> WORK INSTRUCTIONS
Listed below are entries; give the number of lines among them that include "said", and only that number.
— Begin WORKING DATA —
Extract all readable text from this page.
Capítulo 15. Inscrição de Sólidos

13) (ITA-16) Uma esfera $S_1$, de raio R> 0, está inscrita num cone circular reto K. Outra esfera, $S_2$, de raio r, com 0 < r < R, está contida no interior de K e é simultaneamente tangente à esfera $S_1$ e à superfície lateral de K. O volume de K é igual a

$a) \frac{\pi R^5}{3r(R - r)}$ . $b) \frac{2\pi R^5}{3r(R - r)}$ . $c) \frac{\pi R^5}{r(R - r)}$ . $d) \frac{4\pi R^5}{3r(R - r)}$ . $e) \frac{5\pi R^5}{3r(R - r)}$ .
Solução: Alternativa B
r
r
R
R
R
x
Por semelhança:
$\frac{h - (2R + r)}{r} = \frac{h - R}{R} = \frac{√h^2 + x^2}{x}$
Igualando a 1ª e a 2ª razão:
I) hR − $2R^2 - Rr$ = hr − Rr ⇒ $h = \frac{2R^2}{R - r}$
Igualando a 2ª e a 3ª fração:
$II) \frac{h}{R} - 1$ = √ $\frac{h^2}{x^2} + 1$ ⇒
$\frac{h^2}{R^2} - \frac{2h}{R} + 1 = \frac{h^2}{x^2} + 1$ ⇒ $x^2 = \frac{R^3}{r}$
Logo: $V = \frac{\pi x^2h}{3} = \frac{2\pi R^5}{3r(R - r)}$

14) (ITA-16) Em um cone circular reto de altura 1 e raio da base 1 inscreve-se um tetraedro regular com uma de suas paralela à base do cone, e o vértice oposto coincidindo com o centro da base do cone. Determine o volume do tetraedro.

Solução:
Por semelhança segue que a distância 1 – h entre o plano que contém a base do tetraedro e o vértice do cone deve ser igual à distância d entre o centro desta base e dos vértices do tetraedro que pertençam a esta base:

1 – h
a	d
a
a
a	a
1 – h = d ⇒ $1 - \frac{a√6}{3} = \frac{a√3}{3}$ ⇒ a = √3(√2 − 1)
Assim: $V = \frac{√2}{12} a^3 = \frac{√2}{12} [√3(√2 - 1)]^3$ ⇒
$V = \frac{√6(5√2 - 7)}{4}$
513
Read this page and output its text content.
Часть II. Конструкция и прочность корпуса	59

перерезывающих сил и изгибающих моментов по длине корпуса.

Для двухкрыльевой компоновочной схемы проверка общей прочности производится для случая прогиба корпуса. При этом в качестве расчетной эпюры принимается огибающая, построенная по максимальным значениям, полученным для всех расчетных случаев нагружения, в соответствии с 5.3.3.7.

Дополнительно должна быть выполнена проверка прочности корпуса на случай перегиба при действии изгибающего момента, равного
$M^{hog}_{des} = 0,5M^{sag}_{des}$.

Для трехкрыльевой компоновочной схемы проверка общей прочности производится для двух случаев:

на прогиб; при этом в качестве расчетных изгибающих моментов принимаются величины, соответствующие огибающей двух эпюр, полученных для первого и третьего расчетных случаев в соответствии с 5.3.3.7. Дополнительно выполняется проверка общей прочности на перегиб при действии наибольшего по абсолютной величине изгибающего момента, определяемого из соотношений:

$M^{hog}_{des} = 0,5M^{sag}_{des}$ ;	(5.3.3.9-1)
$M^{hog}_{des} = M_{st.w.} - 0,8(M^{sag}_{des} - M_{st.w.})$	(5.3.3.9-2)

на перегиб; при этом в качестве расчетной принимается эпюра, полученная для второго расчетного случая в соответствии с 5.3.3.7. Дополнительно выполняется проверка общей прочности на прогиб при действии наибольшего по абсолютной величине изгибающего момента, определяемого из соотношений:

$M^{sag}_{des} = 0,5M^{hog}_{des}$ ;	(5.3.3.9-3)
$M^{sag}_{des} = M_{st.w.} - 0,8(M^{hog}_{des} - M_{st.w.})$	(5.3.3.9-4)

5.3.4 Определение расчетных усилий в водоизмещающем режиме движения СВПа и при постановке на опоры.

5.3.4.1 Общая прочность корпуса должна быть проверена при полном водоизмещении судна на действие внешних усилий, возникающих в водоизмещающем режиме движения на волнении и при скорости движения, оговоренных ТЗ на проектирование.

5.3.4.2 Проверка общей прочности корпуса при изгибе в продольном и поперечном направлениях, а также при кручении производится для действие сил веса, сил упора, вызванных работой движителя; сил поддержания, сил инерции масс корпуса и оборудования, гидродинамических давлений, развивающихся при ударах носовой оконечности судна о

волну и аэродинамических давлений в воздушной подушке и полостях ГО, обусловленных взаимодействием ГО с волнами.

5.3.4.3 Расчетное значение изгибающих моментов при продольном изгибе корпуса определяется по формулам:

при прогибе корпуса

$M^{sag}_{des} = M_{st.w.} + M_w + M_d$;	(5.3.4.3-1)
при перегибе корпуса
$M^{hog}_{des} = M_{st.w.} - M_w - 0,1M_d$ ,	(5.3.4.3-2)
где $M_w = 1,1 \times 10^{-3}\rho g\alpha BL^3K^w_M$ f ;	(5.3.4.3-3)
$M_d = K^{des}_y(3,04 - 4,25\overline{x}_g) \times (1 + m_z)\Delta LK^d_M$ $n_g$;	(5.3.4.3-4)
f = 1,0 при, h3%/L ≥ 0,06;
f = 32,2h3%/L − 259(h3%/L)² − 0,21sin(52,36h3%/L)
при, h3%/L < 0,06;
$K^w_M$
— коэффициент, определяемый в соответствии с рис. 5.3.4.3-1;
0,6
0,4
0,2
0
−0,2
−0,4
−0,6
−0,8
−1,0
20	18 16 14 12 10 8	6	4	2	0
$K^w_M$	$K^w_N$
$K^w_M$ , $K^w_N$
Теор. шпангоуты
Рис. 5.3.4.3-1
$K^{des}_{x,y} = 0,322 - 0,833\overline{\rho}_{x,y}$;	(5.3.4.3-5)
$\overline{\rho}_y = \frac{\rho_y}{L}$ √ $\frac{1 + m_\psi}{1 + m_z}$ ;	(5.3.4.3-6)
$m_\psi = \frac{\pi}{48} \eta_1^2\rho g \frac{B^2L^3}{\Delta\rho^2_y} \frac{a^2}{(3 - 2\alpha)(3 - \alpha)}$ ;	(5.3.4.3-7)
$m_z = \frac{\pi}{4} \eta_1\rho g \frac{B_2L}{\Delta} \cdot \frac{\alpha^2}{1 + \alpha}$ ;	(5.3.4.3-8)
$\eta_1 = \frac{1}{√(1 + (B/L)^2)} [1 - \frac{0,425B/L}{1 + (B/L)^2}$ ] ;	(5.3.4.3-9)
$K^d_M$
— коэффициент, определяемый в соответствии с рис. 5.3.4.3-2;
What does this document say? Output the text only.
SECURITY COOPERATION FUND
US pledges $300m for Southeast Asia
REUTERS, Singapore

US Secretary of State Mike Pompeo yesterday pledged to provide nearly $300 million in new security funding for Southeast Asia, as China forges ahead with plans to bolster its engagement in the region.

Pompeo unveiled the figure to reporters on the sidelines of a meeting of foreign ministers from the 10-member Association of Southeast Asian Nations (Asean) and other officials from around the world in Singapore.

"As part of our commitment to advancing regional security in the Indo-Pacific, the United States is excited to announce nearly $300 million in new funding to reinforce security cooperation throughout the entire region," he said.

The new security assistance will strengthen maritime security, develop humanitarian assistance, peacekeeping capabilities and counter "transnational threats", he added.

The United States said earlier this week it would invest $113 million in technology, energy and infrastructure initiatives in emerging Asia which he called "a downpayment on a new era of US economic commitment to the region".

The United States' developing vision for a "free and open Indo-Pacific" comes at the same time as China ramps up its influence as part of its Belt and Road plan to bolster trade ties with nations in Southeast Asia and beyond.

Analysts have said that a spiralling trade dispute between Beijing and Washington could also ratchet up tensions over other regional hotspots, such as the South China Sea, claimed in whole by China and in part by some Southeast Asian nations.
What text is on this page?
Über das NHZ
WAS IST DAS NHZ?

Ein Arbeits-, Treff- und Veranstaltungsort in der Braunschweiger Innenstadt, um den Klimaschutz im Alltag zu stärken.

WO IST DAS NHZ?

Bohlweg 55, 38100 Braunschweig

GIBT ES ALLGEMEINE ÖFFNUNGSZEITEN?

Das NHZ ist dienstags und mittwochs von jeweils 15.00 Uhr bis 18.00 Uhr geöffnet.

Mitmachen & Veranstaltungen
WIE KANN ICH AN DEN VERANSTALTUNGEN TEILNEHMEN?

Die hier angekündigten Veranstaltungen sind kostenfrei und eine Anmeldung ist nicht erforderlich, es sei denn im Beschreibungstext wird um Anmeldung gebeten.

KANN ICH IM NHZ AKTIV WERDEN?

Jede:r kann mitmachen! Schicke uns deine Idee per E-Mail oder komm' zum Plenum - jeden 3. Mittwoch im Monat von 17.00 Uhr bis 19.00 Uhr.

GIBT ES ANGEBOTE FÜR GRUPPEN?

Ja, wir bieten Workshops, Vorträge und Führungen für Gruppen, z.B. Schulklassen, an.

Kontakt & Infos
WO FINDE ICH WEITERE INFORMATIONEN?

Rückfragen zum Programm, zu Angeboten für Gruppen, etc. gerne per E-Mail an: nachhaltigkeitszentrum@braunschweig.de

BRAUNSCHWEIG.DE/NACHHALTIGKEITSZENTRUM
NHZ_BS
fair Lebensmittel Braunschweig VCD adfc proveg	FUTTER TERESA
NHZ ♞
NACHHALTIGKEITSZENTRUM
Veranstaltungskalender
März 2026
— End WORKING DATA —
> ANSWER BELOW
3